### GIVEN EXERCISE:
Report, word for word, every line of the material that contains "МАТЕРИАЛИЗМ".

------ RECORDS

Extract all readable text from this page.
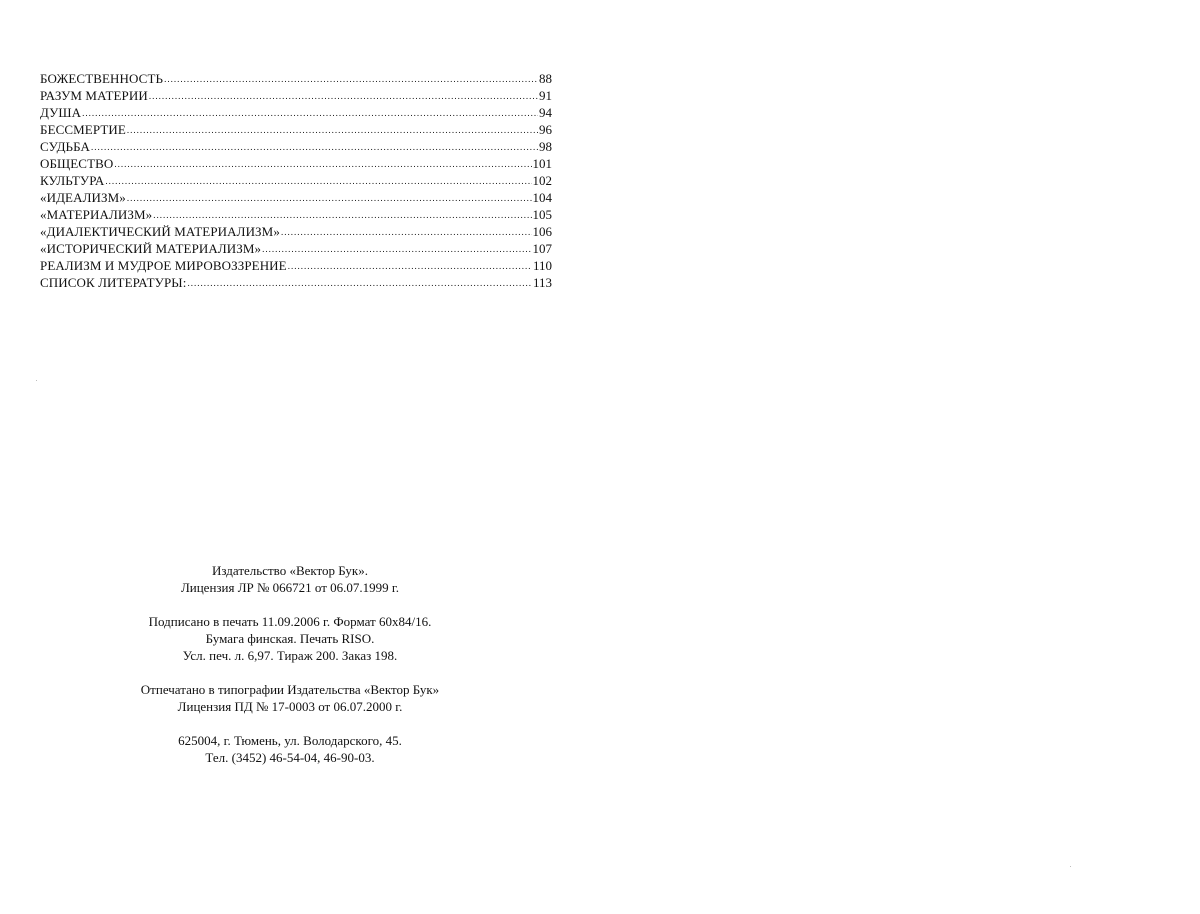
БОЖЕСТВЕННОСТЬ .....	88
РАЗУМ МАТЕРИИ .....	91
ДУША .....	94
БЕССМЕРТИЕ .....	96
СУДЬБА .....	98
ОБЩЕСТВО .....	101
КУЛЬТУРА .....	102
«ИДЕАЛИЗМ» .....	104
«МАТЕРИАЛИЗМ» .....	105
«ДИАЛЕКТИЧЕСКИЙ МАТЕРИАЛИЗМ» .....	106
«ИСТОРИЧЕСКИЙ МАТЕРИАЛИЗМ» .....	107
РЕАЛИЗМ И МУДРОЕ МИРОВОЗЗРЕНИЕ .....	110
СПИСОК ЛИТЕРАТУРЫ: .....	113
Издательство «Вектор Бук».
Лицензия ЛР № 066721 от 06.07.1999 г.
Подписано в печать 11.09.2006 г. Формат 60х84/16.
Бумага финская. Печать RISO.
Усл. печ. л. 6,97. Тираж 200. Заказ 198.
Отпечатано в типографии Издательства «Вектор Бук»
Лицензия ПД № 17-0003 от 06.07.2000 г.
625004, г. Тюмень, ул. Володарского, 45.
Тел. (3452) 46-54-04, 46-90-03.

------------

### ANSWER IN FULL:
«МАТЕРИАЛИЗМ» .....	105
«ДИАЛЕКТИЧЕСКИЙ МАТЕРИАЛИЗМ» .....	106
«ИСТОРИЧЕСКИЙ МАТЕРИАЛИЗМ» .....	107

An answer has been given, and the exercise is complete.